Exercise task
Only the number is wanted: tally the lines below that contain the word "content".
■ ■ ■ ■ ■ ■ ■
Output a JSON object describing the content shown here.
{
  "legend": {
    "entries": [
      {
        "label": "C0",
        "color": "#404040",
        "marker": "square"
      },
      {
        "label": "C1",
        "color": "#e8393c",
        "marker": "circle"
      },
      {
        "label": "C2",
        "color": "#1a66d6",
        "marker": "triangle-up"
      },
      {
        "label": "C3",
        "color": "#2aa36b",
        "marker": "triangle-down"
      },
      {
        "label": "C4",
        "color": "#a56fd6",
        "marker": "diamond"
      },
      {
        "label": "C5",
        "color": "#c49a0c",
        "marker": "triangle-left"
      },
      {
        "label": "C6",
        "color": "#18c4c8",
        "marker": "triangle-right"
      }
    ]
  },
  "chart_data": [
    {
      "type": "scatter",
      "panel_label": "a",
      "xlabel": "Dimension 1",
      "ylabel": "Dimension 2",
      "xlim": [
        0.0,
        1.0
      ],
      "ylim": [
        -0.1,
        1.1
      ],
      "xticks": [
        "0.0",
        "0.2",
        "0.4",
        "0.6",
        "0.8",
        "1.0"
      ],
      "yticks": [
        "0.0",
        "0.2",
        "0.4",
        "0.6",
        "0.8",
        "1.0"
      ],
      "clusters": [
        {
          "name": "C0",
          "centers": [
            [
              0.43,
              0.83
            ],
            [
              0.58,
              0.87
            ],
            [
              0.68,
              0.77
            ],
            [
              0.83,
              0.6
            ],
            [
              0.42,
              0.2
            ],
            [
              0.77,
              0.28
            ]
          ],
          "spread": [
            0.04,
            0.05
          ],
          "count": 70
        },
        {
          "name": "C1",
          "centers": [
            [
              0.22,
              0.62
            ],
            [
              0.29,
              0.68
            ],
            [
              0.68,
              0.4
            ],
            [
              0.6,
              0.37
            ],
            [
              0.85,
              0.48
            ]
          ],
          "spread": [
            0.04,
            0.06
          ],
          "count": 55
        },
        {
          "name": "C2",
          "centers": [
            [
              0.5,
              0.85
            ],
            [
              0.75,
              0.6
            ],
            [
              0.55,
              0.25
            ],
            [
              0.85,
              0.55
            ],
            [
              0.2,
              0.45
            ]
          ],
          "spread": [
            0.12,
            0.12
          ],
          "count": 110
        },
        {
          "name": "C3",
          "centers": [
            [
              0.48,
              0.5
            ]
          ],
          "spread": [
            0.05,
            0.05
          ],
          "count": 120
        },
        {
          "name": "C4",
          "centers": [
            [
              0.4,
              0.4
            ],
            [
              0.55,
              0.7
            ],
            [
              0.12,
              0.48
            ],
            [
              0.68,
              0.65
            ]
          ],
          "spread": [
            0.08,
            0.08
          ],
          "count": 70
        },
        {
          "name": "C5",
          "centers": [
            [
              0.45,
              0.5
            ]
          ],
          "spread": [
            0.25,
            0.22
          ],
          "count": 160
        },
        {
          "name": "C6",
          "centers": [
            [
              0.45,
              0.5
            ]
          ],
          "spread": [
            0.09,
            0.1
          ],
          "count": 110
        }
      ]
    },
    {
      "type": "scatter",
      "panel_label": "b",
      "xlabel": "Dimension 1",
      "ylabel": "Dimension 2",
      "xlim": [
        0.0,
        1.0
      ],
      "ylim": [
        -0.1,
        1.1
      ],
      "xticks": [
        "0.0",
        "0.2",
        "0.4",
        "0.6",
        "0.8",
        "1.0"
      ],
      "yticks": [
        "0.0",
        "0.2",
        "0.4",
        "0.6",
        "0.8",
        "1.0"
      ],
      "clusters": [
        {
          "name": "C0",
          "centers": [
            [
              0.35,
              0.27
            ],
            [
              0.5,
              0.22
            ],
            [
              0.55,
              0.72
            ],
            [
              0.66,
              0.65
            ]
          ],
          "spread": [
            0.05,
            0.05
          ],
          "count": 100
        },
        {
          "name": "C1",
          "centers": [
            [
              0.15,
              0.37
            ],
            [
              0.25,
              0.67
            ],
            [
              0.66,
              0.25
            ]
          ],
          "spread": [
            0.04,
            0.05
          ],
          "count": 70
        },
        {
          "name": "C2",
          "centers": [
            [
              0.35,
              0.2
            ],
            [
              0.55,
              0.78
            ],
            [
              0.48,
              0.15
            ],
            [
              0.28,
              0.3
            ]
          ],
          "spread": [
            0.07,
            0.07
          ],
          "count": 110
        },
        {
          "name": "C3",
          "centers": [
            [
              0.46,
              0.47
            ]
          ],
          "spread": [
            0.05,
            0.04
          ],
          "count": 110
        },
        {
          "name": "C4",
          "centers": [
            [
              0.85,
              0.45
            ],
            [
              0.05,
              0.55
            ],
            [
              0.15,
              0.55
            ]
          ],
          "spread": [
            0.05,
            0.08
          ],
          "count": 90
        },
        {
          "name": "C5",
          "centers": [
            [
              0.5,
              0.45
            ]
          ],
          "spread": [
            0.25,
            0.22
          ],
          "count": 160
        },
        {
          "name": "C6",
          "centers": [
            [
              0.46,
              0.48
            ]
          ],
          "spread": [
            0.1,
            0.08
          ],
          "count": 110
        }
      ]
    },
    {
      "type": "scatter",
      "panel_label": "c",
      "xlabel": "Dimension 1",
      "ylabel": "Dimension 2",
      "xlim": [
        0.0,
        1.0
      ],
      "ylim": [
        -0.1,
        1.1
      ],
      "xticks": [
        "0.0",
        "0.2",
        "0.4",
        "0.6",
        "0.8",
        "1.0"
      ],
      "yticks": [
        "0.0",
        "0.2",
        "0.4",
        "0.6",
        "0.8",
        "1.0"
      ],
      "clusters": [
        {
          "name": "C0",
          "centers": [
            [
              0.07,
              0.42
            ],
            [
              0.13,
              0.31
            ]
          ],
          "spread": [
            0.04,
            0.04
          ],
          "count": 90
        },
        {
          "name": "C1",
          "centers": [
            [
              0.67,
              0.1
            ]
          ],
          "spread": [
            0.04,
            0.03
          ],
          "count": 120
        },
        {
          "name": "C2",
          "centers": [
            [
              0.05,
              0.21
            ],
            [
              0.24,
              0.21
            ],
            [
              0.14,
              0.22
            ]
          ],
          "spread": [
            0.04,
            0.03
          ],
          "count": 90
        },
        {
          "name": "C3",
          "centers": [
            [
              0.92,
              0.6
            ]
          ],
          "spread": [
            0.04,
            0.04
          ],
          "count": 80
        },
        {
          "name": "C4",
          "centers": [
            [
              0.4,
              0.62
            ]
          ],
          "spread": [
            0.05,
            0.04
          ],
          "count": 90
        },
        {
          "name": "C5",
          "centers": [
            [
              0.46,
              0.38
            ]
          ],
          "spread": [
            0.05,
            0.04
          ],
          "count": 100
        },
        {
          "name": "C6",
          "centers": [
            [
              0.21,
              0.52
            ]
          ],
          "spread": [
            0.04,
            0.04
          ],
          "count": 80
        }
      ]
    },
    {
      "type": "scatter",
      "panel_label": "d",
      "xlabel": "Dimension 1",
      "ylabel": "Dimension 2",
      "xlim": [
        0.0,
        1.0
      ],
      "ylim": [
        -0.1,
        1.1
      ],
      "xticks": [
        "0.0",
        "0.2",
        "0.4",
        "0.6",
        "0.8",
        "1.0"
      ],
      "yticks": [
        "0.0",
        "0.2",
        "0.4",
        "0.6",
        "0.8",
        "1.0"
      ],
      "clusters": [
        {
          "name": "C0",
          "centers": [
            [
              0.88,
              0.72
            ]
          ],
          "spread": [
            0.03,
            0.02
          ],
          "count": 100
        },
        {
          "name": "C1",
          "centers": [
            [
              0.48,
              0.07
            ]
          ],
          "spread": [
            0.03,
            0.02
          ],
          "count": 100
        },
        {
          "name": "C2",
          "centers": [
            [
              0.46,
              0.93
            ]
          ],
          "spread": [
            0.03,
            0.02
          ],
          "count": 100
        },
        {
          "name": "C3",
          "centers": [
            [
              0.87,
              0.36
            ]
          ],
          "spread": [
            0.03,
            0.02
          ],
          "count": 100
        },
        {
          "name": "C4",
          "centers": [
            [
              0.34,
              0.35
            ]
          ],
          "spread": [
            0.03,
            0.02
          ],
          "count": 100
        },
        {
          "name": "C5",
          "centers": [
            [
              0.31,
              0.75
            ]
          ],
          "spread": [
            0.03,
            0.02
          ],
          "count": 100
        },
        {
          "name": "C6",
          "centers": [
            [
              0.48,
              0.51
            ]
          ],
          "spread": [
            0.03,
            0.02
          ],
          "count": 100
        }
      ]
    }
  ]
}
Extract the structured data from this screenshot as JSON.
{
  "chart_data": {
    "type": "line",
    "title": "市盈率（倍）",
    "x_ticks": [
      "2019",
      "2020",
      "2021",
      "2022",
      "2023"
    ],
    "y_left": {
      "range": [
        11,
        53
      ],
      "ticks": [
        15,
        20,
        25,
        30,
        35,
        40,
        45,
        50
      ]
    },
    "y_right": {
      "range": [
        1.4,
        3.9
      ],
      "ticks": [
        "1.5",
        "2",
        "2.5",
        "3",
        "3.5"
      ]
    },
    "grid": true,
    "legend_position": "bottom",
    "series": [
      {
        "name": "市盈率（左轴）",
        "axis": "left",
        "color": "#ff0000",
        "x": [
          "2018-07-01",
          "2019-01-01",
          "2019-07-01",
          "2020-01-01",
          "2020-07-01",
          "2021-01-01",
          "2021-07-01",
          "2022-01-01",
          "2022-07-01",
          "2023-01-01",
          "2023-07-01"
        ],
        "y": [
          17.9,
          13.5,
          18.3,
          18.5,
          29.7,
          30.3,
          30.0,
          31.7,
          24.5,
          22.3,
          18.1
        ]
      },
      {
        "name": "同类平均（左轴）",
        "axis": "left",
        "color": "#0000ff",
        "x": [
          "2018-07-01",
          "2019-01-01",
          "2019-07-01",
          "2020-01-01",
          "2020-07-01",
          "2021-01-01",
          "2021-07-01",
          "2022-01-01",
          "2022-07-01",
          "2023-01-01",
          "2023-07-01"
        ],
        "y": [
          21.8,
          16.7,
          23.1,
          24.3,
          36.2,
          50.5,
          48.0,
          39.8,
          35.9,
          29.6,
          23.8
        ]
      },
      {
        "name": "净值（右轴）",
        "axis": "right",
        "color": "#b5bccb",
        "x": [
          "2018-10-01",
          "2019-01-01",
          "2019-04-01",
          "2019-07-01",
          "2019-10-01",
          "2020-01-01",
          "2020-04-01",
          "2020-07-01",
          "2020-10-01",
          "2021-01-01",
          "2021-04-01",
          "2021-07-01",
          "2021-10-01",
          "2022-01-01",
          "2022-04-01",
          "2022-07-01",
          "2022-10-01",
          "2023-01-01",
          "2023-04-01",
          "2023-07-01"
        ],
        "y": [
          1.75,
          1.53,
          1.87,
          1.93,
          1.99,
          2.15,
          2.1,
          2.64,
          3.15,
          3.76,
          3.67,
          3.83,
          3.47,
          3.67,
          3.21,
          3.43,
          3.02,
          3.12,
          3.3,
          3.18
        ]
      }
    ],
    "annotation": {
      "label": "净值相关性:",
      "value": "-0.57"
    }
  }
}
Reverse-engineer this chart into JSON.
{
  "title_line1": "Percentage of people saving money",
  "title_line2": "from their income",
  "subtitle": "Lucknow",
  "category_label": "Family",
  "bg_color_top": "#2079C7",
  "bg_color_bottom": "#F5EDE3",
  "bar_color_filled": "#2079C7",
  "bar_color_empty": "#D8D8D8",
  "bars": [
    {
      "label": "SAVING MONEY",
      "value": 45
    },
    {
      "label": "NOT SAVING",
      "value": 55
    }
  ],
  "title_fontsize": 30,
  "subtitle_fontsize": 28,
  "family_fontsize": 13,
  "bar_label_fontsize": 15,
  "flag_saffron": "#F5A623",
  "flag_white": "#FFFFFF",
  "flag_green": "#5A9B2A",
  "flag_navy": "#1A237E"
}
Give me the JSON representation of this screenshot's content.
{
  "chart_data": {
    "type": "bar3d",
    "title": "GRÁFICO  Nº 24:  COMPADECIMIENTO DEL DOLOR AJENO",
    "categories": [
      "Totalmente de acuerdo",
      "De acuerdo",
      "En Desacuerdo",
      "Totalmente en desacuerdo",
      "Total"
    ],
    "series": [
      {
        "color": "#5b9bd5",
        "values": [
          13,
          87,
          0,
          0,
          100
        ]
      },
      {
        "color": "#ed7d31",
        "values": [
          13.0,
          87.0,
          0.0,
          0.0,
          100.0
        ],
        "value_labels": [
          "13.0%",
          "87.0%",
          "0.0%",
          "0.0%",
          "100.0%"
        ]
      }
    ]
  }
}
■ ■ ■ ■ ■ ■ ■
Answer for this exercise
2